Reproduce the records. Keep every word exact and include no images.
— START DATA PROVIDED —
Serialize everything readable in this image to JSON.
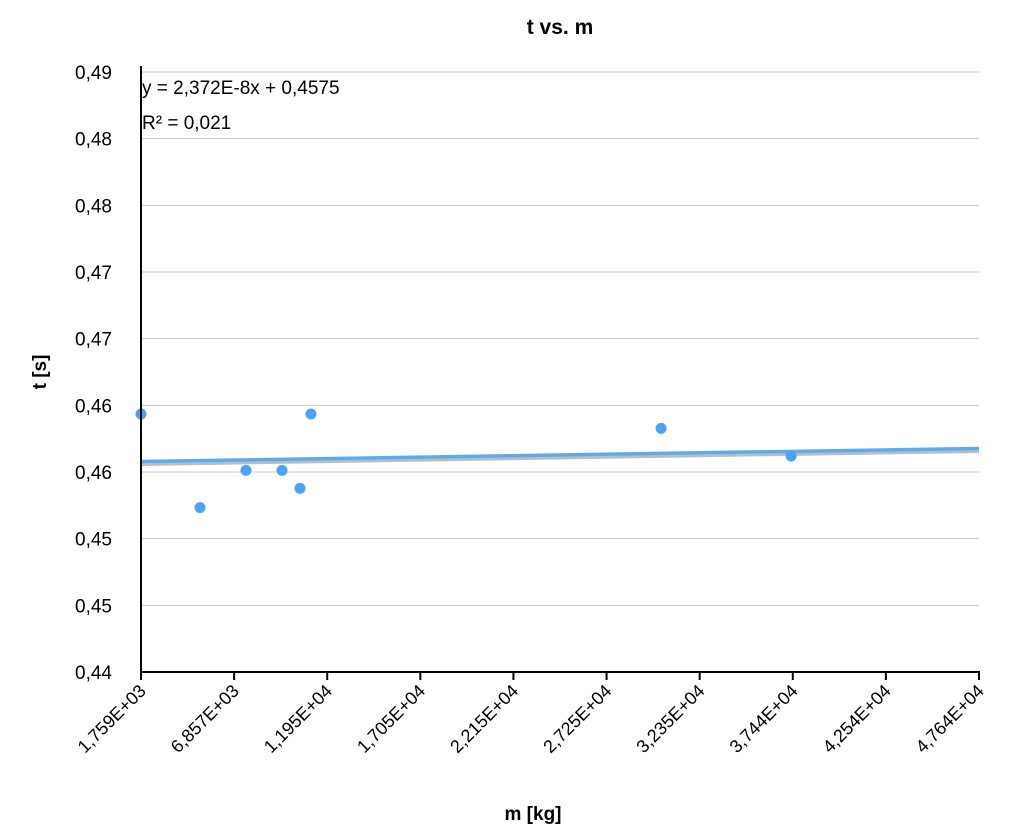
{
  "chart_data": {
    "type": "scatter",
    "title": "t vs. m",
    "xlabel": "m [kg]",
    "ylabel": "t [s]",
    "xlim": [
      1759,
      47640
    ],
    "ylim": [
      0.44,
      0.49
    ],
    "x_tick_labels": [
      "1,759E+03",
      "6,857E+03",
      "1,195E+04",
      "1,705E+04",
      "2,215E+04",
      "2,725E+04",
      "3,235E+04",
      "3,744E+04",
      "4,254E+04",
      "4,764E+04"
    ],
    "y_tick_labels": [
      "0,44",
      "0,45",
      "0,45",
      "0,46",
      "0,46",
      "0,47",
      "0,47",
      "0,48",
      "0,48",
      "0,49"
    ],
    "grid": true,
    "series": [
      {
        "name": "t",
        "color": "#4da3f3",
        "points": [
          {
            "x": 1759,
            "y": 0.4615
          },
          {
            "x": 4990,
            "y": 0.4537
          },
          {
            "x": 7509,
            "y": 0.4568
          },
          {
            "x": 9480,
            "y": 0.4568
          },
          {
            "x": 10466,
            "y": 0.4553
          },
          {
            "x": 11068,
            "y": 0.4615
          },
          {
            "x": 30234,
            "y": 0.4603
          },
          {
            "x": 37353,
            "y": 0.458
          }
        ]
      }
    ],
    "trendline": {
      "slope": 2.372e-08,
      "intercept": 0.4575,
      "color": "#5aacf0",
      "equation": "y = 2,372E-8x + 0,4575",
      "r_squared": "R² = 0,021"
    }
  }
}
— END DATA PROVIDED —
ANSWER FOR THIS EXERCISE ::
Serialize everything readable in this image to JSON.
{
  "chart_data": {
    "type": "scatter",
    "title": "t vs. m",
    "xlabel": "m [kg]",
    "ylabel": "t [s]",
    "xlim": [
      1759,
      47640
    ],
    "ylim": [
      0.44,
      0.49
    ],
    "x_tick_labels": [
      "1,759E+03",
      "6,857E+03",
      "1,195E+04",
      "1,705E+04",
      "2,215E+04",
      "2,725E+04",
      "3,235E+04",
      "3,744E+04",
      "4,254E+04",
      "4,764E+04"
    ],
    "y_tick_labels": [
      "0,44",
      "0,45",
      "0,45",
      "0,46",
      "0,46",
      "0,47",
      "0,47",
      "0,48",
      "0,48",
      "0,49"
    ],
    "grid": true,
    "series": [
      {
        "name": "t",
        "color": "#4da3f3",
        "points": [
          {
            "x": 1759,
            "y": 0.4615
          },
          {
            "x": 4990,
            "y": 0.4537
          },
          {
            "x": 7509,
            "y": 0.4568
          },
          {
            "x": 9480,
            "y": 0.4568
          },
          {
            "x": 10466,
            "y": 0.4553
          },
          {
            "x": 11068,
            "y": 0.4615
          },
          {
            "x": 30234,
            "y": 0.4603
          },
          {
            "x": 37353,
            "y": 0.458
          }
        ]
      }
    ],
    "trendline": {
      "slope": 2.372e-08,
      "intercept": 0.4575,
      "color": "#5aacf0",
      "equation": "y = 2,372E-8x + 0,4575",
      "r_squared": "R² = 0,021"
    }
  }
}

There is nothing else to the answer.